● **Task objective**: Looking at the listing, state how many of its lines contain the string "shown". Write only the number.

● **Listing**:

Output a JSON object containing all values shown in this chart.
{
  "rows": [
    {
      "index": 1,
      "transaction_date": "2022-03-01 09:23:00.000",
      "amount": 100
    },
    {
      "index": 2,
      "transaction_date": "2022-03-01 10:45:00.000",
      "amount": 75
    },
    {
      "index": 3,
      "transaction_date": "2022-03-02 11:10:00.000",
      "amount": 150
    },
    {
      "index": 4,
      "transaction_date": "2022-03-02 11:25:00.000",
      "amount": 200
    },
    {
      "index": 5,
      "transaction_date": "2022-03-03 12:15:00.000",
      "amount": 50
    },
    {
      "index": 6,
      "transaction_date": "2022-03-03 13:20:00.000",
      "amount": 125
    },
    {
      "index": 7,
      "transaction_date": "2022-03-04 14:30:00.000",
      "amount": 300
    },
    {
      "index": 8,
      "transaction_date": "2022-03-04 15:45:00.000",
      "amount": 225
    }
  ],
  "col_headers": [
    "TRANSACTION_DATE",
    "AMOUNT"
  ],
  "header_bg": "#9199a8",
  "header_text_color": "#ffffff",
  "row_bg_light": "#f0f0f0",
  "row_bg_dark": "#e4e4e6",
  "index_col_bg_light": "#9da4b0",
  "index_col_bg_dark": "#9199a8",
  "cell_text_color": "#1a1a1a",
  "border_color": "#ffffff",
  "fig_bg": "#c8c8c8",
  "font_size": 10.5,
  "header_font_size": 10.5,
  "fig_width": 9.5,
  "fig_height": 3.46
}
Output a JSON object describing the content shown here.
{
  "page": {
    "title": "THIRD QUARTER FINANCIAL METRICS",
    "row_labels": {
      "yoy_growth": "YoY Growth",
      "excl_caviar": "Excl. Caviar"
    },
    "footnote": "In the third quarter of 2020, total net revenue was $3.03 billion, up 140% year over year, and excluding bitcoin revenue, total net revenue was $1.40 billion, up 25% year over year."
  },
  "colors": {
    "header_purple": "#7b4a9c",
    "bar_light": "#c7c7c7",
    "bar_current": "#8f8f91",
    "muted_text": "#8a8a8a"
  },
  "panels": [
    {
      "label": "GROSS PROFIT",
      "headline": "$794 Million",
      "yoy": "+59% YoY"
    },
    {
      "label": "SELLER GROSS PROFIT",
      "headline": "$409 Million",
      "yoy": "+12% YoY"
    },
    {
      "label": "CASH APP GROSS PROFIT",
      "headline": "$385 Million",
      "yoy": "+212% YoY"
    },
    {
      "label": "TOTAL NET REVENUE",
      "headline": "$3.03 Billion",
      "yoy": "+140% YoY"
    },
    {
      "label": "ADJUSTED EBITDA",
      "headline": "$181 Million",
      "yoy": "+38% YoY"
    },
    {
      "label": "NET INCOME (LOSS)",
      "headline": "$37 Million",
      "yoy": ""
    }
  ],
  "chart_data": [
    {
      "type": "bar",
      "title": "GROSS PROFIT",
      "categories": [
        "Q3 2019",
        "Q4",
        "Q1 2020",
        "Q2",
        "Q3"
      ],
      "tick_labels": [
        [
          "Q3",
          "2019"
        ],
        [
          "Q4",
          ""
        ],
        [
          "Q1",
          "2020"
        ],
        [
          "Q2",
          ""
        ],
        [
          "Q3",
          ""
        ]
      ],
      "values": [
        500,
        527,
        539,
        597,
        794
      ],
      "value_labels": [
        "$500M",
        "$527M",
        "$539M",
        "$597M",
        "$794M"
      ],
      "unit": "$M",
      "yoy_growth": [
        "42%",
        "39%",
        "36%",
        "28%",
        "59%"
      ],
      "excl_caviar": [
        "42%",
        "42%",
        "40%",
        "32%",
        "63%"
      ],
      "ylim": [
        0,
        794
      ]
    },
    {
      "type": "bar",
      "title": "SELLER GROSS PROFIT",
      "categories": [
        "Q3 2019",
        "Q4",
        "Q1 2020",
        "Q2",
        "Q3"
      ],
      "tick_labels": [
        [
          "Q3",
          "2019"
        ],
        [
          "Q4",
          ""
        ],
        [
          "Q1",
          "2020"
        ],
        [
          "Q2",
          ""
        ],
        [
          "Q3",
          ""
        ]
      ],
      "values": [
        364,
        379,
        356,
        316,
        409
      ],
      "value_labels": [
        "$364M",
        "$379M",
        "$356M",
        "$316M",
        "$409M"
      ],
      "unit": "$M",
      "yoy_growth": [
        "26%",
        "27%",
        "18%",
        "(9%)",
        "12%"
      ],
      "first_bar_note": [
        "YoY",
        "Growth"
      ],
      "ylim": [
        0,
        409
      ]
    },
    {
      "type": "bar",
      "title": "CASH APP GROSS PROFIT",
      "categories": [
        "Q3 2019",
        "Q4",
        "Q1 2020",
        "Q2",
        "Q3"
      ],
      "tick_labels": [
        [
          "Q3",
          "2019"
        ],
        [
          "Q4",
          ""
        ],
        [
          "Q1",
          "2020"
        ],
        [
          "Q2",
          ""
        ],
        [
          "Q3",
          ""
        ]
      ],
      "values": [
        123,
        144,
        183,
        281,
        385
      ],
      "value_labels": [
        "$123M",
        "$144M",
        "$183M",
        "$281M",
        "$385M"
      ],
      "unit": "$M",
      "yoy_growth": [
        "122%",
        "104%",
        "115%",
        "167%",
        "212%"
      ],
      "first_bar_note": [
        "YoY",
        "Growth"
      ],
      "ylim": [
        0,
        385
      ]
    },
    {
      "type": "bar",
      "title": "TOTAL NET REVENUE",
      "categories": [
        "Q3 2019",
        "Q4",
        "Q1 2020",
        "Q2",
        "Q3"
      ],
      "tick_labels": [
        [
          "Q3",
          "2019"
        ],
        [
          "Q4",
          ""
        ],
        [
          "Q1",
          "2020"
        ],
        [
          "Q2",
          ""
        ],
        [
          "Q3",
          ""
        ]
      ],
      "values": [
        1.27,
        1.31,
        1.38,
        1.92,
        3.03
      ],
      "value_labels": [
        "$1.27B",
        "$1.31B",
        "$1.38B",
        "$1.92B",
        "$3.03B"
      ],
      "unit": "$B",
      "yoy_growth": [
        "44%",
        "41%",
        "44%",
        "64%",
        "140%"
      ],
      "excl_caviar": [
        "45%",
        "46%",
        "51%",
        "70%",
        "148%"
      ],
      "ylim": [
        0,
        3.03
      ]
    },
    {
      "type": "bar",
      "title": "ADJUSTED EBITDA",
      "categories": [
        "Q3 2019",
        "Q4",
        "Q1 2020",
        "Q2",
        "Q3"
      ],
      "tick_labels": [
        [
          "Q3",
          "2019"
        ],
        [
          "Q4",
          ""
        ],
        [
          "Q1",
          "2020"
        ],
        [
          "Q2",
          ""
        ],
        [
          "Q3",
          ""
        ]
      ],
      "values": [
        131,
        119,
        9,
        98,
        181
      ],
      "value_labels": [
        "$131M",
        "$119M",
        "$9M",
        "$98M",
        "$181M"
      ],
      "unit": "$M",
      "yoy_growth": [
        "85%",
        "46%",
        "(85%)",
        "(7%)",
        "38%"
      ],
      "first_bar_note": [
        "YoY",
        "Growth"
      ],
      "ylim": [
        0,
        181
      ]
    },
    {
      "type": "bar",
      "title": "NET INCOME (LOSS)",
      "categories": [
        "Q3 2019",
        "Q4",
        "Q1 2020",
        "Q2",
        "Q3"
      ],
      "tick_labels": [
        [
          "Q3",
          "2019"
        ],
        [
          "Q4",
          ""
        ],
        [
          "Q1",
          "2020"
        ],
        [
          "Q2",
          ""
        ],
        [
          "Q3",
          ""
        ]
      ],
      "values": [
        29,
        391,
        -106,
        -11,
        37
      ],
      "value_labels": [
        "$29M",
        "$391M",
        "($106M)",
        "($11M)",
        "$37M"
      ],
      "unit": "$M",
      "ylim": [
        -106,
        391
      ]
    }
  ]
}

● **Response to the exercise**: 2